• PROBLEM STATEMENT
Answer with nothing but the number of lines that include the word "page".

• LISTED ENTRIES
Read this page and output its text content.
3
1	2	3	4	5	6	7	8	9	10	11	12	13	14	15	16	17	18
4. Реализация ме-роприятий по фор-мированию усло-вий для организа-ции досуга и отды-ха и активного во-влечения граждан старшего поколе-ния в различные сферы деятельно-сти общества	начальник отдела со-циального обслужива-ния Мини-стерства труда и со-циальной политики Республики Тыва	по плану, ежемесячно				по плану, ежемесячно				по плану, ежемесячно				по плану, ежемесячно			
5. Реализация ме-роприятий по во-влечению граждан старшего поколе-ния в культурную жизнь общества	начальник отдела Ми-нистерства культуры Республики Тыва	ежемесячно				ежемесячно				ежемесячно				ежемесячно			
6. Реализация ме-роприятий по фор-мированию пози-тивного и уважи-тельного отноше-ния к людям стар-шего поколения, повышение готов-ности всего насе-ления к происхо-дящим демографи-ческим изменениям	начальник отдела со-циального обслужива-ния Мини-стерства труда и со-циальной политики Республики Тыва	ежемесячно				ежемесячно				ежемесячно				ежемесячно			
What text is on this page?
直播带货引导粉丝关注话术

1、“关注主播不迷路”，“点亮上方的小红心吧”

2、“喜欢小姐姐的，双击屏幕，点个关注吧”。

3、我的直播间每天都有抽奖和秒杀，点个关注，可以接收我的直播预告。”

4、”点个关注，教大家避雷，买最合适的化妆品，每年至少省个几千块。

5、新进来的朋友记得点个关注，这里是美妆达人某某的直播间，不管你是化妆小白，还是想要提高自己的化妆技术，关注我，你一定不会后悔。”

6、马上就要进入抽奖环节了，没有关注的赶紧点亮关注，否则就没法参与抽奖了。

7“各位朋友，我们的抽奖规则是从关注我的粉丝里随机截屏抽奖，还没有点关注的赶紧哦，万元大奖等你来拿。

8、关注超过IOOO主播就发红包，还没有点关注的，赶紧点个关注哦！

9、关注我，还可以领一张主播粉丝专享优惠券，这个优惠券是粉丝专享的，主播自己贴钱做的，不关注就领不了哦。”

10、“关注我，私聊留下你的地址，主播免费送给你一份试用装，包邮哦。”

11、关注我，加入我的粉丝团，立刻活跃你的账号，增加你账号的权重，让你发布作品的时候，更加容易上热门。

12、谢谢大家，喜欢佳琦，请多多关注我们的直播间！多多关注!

• RESPONSE TO THIS EXERCISE
2